### Short problem
What follows is a set of records; restate each one word for word and drop the pictures.

### Source data
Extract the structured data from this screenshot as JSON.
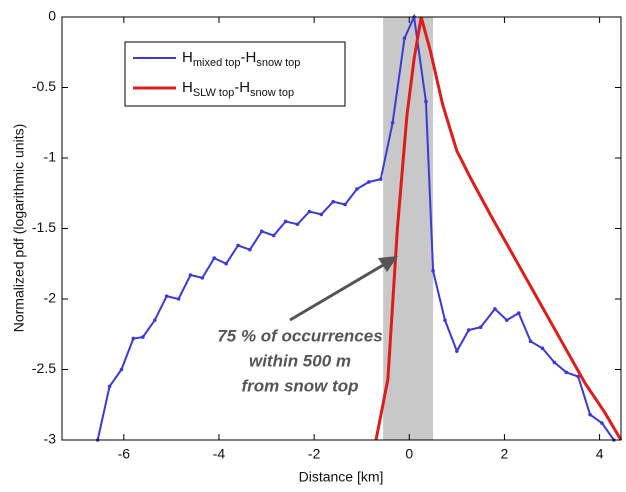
{
  "chart_data": {
    "type": "line",
    "xlabel": "Distance [km]",
    "ylabel": "Normalized pdf (logarithmic units)",
    "xlim": [
      -7.3,
      4.45
    ],
    "ylim": [
      -3,
      0
    ],
    "xticks": [
      -6,
      -4,
      -2,
      0,
      2,
      4
    ],
    "yticks": [
      0,
      -0.5,
      -1,
      -1.5,
      -2,
      -2.5,
      -3
    ],
    "grid": false,
    "shaded_region": [
      -0.55,
      0.5
    ],
    "shade_color": "#c8c8c8",
    "annotation": [
      "75 % of occurrences",
      "within 500 m",
      "from snow top"
    ],
    "series": [
      {
        "name": [
          "H",
          "mixed top",
          "-H",
          "snow top"
        ],
        "color": "#3a3ad8",
        "marker": true,
        "x": [
          -6.55,
          -6.3,
          -6.05,
          -5.8,
          -5.6,
          -5.35,
          -5.1,
          -4.85,
          -4.6,
          -4.35,
          -4.1,
          -3.85,
          -3.6,
          -3.35,
          -3.1,
          -2.85,
          -2.6,
          -2.35,
          -2.1,
          -1.85,
          -1.6,
          -1.35,
          -1.1,
          -0.85,
          -0.6,
          -0.35,
          -0.1,
          0.1,
          0.35,
          0.5,
          0.75,
          1.0,
          1.25,
          1.5,
          1.8,
          2.05,
          2.3,
          2.55,
          2.8,
          3.05,
          3.3,
          3.55,
          3.8,
          4.05,
          4.3
        ],
        "values": [
          -3,
          -2.62,
          -2.5,
          -2.28,
          -2.27,
          -2.15,
          -1.98,
          -2.0,
          -1.83,
          -1.85,
          -1.71,
          -1.75,
          -1.62,
          -1.65,
          -1.52,
          -1.55,
          -1.45,
          -1.47,
          -1.38,
          -1.4,
          -1.31,
          -1.33,
          -1.22,
          -1.17,
          -1.15,
          -0.75,
          -0.15,
          0,
          -0.6,
          -1.8,
          -2.15,
          -2.37,
          -2.22,
          -2.2,
          -2.07,
          -2.15,
          -2.1,
          -2.3,
          -2.35,
          -2.45,
          -2.52,
          -2.55,
          -2.82,
          -2.88,
          -3
        ]
      },
      {
        "name": [
          "H",
          "SLW top",
          "-H",
          "snow top"
        ],
        "color": "#e01b1b",
        "marker": false,
        "x": [
          -0.7,
          -0.45,
          -0.25,
          -0.05,
          0.1,
          0.25,
          0.45,
          0.7,
          1.0,
          1.3,
          1.7,
          2.2,
          2.7,
          3.2,
          3.7,
          4.1,
          4.45
        ],
        "values": [
          -3,
          -2.57,
          -1.5,
          -0.7,
          -0.3,
          0,
          -0.25,
          -0.62,
          -0.95,
          -1.15,
          -1.4,
          -1.7,
          -2.0,
          -2.3,
          -2.6,
          -2.8,
          -3
        ]
      }
    ]
  }
}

### Exercise response
Extract the structured data from this screenshot as JSON.
{
  "chart_data": {
    "type": "line",
    "xlabel": "Distance [km]",
    "ylabel": "Normalized pdf (logarithmic units)",
    "xlim": [
      -7.3,
      4.45
    ],
    "ylim": [
      -3,
      0
    ],
    "xticks": [
      -6,
      -4,
      -2,
      0,
      2,
      4
    ],
    "yticks": [
      0,
      -0.5,
      -1,
      -1.5,
      -2,
      -2.5,
      -3
    ],
    "grid": false,
    "shaded_region": [
      -0.55,
      0.5
    ],
    "shade_color": "#c8c8c8",
    "annotation": [
      "75 % of occurrences",
      "within 500 m",
      "from snow top"
    ],
    "series": [
      {
        "name": [
          "H",
          "mixed top",
          "-H",
          "snow top"
        ],
        "color": "#3a3ad8",
        "marker": true,
        "x": [
          -6.55,
          -6.3,
          -6.05,
          -5.8,
          -5.6,
          -5.35,
          -5.1,
          -4.85,
          -4.6,
          -4.35,
          -4.1,
          -3.85,
          -3.6,
          -3.35,
          -3.1,
          -2.85,
          -2.6,
          -2.35,
          -2.1,
          -1.85,
          -1.6,
          -1.35,
          -1.1,
          -0.85,
          -0.6,
          -0.35,
          -0.1,
          0.1,
          0.35,
          0.5,
          0.75,
          1.0,
          1.25,
          1.5,
          1.8,
          2.05,
          2.3,
          2.55,
          2.8,
          3.05,
          3.3,
          3.55,
          3.8,
          4.05,
          4.3
        ],
        "values": [
          -3,
          -2.62,
          -2.5,
          -2.28,
          -2.27,
          -2.15,
          -1.98,
          -2.0,
          -1.83,
          -1.85,
          -1.71,
          -1.75,
          -1.62,
          -1.65,
          -1.52,
          -1.55,
          -1.45,
          -1.47,
          -1.38,
          -1.4,
          -1.31,
          -1.33,
          -1.22,
          -1.17,
          -1.15,
          -0.75,
          -0.15,
          0,
          -0.6,
          -1.8,
          -2.15,
          -2.37,
          -2.22,
          -2.2,
          -2.07,
          -2.15,
          -2.1,
          -2.3,
          -2.35,
          -2.45,
          -2.52,
          -2.55,
          -2.82,
          -2.88,
          -3
        ]
      },
      {
        "name": [
          "H",
          "SLW top",
          "-H",
          "snow top"
        ],
        "color": "#e01b1b",
        "marker": false,
        "x": [
          -0.7,
          -0.45,
          -0.25,
          -0.05,
          0.1,
          0.25,
          0.45,
          0.7,
          1.0,
          1.3,
          1.7,
          2.2,
          2.7,
          3.2,
          3.7,
          4.1,
          4.45
        ],
        "values": [
          -3,
          -2.57,
          -1.5,
          -0.7,
          -0.3,
          0,
          -0.25,
          -0.62,
          -0.95,
          -1.15,
          -1.4,
          -1.7,
          -2.0,
          -2.3,
          -2.6,
          -2.8,
          -3
        ]
      }
    ]
  }
}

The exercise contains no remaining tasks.